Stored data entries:
--- Begin ---

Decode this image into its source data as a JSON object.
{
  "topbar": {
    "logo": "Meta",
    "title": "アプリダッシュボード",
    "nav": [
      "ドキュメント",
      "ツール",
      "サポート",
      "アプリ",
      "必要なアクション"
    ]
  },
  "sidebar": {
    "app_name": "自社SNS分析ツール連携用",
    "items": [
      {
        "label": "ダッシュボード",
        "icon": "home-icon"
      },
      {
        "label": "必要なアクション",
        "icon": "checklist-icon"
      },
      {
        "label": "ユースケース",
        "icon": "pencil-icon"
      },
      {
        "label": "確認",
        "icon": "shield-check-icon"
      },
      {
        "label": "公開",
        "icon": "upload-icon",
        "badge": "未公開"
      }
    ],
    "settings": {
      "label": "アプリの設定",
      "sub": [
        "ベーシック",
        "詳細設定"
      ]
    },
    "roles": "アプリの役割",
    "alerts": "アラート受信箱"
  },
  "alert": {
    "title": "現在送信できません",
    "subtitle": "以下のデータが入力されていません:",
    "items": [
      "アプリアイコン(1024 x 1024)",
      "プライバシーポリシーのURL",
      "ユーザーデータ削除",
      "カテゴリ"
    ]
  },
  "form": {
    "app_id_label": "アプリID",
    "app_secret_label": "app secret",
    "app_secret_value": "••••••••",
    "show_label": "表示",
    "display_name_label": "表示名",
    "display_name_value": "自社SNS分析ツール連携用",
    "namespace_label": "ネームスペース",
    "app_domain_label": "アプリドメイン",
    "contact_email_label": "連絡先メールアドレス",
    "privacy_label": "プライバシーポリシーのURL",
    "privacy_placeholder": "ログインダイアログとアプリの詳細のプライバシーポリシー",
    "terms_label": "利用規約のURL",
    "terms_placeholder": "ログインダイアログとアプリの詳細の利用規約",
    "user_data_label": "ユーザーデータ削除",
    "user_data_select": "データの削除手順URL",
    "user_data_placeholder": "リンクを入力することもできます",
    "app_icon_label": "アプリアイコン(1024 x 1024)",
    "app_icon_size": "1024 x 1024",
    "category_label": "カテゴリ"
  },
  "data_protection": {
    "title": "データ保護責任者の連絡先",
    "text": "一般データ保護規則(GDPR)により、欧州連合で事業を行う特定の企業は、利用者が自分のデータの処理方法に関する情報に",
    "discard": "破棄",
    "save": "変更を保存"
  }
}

--- End ---

### Task prompt
Gather each line from the entries above that includes the word "自社SNS分析ツール連携用".

### Task result
    "app_name": "自社SNS分析ツール連携用",
    "display_name_value": "自社SNS分析ツール連携用",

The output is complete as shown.